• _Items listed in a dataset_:
========

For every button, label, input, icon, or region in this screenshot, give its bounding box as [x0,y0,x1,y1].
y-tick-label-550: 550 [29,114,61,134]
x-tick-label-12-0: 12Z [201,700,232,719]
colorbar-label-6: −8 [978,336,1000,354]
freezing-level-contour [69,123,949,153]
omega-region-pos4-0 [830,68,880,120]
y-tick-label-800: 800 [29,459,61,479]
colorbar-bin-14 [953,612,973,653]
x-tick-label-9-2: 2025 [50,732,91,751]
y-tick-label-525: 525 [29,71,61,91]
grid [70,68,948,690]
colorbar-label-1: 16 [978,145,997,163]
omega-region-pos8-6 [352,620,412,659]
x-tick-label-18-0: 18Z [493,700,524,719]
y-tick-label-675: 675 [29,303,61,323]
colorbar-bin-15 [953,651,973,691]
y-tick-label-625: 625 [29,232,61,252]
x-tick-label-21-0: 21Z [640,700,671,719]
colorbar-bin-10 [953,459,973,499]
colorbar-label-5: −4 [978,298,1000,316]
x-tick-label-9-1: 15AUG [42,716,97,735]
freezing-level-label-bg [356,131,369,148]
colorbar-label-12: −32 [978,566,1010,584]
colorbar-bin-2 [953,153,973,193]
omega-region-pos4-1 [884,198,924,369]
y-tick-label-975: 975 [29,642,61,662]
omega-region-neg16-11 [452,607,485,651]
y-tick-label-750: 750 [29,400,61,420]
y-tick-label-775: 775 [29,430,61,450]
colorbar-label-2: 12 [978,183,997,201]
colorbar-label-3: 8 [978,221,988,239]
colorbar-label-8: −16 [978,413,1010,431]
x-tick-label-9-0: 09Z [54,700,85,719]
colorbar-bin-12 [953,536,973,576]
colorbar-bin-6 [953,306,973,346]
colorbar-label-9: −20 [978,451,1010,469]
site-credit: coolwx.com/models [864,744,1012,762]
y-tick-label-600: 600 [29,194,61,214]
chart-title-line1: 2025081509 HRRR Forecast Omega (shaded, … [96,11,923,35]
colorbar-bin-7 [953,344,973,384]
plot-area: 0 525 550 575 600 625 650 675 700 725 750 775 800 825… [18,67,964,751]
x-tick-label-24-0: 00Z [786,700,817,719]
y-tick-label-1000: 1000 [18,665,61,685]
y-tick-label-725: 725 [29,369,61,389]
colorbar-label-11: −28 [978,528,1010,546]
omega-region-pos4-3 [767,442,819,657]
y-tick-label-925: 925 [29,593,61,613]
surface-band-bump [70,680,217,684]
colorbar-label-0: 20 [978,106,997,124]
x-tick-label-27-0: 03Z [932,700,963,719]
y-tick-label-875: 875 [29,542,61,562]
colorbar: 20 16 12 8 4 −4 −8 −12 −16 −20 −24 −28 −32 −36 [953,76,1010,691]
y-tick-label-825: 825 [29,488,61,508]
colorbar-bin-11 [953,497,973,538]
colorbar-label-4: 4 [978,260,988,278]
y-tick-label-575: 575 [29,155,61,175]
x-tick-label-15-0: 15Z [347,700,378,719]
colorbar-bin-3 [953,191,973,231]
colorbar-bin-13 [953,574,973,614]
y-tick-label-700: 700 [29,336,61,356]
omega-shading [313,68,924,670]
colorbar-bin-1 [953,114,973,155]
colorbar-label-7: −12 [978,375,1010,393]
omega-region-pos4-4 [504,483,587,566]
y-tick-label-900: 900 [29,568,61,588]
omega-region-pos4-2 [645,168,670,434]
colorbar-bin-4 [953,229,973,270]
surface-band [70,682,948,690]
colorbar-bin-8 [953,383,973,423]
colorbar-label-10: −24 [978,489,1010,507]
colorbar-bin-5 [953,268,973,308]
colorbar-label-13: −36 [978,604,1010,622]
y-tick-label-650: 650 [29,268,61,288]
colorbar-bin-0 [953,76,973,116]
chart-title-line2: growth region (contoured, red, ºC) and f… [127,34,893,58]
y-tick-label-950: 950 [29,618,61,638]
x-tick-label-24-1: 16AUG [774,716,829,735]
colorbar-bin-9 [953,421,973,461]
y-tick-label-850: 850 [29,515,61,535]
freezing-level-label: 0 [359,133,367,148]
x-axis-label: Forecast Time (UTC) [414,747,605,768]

========

• _Task_:
Return every line of the material above verbatim, keeping the original order.

• _Answer to the exercise_:
For every button, label, input, icon, or region in this screenshot, give its bounding box as [x0,y0,x1,y1].
y-tick-label-550: 550 [29,114,61,134]
x-tick-label-12-0: 12Z [201,700,232,719]
colorbar-label-6: −8 [978,336,1000,354]
freezing-level-contour [69,123,949,153]
omega-region-pos4-0 [830,68,880,120]
y-tick-label-800: 800 [29,459,61,479]
colorbar-bin-14 [953,612,973,653]
x-tick-label-9-2: 2025 [50,732,91,751]
y-tick-label-525: 525 [29,71,61,91]
grid [70,68,948,690]
colorbar-label-1: 16 [978,145,997,163]
omega-region-pos8-6 [352,620,412,659]
x-tick-label-18-0: 18Z [493,700,524,719]
y-tick-label-675: 675 [29,303,61,323]
colorbar-bin-15 [953,651,973,691]
y-tick-label-625: 625 [29,232,61,252]
x-tick-label-21-0: 21Z [640,700,671,719]
colorbar-bin-10 [953,459,973,499]
colorbar-label-5: −4 [978,298,1000,316]
x-tick-label-9-1: 15AUG [42,716,97,735]
freezing-level-label-bg [356,131,369,148]
colorbar-label-12: −32 [978,566,1010,584]
colorbar-bin-2 [953,153,973,193]
omega-region-pos4-1 [884,198,924,369]
y-tick-label-975: 975 [29,642,61,662]
omega-region-neg16-11 [452,607,485,651]
y-tick-label-750: 750 [29,400,61,420]
y-tick-label-775: 775 [29,430,61,450]
colorbar-label-2: 12 [978,183,997,201]
colorbar-label-3: 8 [978,221,988,239]
colorbar-label-8: −16 [978,413,1010,431]
x-tick-label-9-0: 09Z [54,700,85,719]
colorbar-bin-12 [953,536,973,576]
colorbar-bin-6 [953,306,973,346]
colorbar-label-9: −20 [978,451,1010,469]
site-credit: coolwx.com/models [864,744,1012,762]
y-tick-label-600: 600 [29,194,61,214]
chart-title-line1: 2025081509 HRRR Forecast Omega (shaded, … [96,11,923,35]
colorbar-bin-7 [953,344,973,384]
plot-area: 0 525 550 575 600 625 650 675 700 725 750 775 800 825… [18,67,964,751]
x-tick-label-24-0: 00Z [786,700,817,719]
y-tick-label-1000: 1000 [18,665,61,685]
y-tick-label-725: 725 [29,369,61,389]
colorbar-label-11: −28 [978,528,1010,546]
omega-region-pos4-3 [767,442,819,657]
y-tick-label-925: 925 [29,593,61,613]
surface-band-bump [70,680,217,684]
colorbar-label-0: 20 [978,106,997,124]
x-tick-label-27-0: 03Z [932,700,963,719]
y-tick-label-875: 875 [29,542,61,562]
colorbar: 20 16 12 8 4 −4 −8 −12 −16 −20 −24 −28 −32 −36 [953,76,1010,691]
y-tick-label-825: 825 [29,488,61,508]
colorbar-bin-11 [953,497,973,538]
colorbar-label-4: 4 [978,260,988,278]
y-tick-label-575: 575 [29,155,61,175]
x-tick-label-15-0: 15Z [347,700,378,719]
colorbar-bin-3 [953,191,973,231]
colorbar-bin-13 [953,574,973,614]
y-tick-label-700: 700 [29,336,61,356]
omega-shading [313,68,924,670]
colorbar-bin-1 [953,114,973,155]
colorbar-label-7: −12 [978,375,1010,393]
omega-region-pos4-4 [504,483,587,566]
y-tick-label-900: 900 [29,568,61,588]
omega-region-pos4-2 [645,168,670,434]
colorbar-bin-4 [953,229,973,270]
surface-band [70,682,948,690]
colorbar-bin-8 [953,383,973,423]
colorbar-label-10: −24 [978,489,1010,507]
colorbar-bin-5 [953,268,973,308]
colorbar-label-13: −36 [978,604,1010,622]
y-tick-label-650: 650 [29,268,61,288]
colorbar-bin-0 [953,76,973,116]
chart-title-line2: growth region (contoured, red, ºC) and f… [127,34,893,58]
y-tick-label-950: 950 [29,618,61,638]
x-tick-label-24-1: 16AUG [774,716,829,735]
colorbar-bin-9 [953,421,973,461]
y-tick-label-850: 850 [29,515,61,535]
freezing-level-label: 0 [359,133,367,148]
x-axis-label: Forecast Time (UTC) [414,747,605,768]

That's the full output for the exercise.